Provided data:
********

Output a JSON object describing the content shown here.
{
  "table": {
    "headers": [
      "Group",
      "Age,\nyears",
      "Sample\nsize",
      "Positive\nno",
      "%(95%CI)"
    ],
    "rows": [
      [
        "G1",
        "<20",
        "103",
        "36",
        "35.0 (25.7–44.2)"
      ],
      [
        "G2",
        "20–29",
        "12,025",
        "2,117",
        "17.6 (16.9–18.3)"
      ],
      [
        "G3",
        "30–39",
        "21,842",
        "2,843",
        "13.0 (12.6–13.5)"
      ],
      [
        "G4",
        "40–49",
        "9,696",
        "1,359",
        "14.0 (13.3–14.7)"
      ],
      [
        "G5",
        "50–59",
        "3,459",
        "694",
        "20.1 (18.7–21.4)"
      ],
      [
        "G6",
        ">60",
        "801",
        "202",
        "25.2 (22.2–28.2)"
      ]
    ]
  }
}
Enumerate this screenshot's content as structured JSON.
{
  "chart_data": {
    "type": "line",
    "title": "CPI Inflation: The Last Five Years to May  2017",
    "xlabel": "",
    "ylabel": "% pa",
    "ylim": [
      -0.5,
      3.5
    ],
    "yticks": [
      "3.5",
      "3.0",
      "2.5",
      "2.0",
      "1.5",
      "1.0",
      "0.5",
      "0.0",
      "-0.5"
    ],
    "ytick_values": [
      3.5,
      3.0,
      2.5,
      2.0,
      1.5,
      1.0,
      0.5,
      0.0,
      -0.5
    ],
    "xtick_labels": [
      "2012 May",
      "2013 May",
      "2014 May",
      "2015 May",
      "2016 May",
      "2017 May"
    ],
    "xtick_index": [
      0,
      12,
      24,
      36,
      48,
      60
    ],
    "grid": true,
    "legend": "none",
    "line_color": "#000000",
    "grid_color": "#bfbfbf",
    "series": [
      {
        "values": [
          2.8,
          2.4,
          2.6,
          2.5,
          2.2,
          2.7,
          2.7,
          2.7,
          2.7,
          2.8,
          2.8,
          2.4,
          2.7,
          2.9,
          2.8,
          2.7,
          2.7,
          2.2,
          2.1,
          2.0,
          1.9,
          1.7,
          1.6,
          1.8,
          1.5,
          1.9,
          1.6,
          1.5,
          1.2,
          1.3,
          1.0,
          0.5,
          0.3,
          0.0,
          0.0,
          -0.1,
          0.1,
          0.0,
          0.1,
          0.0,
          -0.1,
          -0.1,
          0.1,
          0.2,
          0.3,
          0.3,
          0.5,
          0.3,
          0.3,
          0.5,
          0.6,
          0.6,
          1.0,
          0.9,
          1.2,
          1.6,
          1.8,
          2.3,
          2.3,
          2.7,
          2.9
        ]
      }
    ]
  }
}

********

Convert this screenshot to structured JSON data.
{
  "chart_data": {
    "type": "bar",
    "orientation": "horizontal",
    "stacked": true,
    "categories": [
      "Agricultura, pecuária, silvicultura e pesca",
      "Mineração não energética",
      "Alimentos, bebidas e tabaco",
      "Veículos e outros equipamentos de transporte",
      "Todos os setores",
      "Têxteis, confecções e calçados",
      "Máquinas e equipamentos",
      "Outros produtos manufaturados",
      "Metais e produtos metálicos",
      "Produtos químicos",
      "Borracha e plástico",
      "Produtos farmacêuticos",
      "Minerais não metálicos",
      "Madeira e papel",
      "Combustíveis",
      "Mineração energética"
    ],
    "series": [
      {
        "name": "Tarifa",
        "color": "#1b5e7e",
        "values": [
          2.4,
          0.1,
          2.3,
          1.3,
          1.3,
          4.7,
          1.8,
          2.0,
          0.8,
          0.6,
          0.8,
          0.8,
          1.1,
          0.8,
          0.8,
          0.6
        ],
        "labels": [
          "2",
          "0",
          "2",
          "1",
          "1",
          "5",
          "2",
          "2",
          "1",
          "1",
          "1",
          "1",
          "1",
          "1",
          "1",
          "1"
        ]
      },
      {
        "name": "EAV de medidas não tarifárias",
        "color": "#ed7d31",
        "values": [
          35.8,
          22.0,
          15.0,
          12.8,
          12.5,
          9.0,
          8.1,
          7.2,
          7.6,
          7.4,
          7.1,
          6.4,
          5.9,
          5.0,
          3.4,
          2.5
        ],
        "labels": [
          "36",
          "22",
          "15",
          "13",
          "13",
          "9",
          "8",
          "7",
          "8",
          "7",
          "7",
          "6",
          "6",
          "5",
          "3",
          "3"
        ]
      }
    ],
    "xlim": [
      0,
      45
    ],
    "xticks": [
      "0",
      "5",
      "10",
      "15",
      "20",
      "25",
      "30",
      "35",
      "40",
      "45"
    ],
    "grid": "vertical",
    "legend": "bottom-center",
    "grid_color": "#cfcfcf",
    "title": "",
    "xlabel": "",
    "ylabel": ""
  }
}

********

Task requirements: Which lines in the listing above hold the word "this"? Show each of them.

Correct output:
Enumerate this screenshot's content as structured JSON.
Convert this screenshot to structured JSON data.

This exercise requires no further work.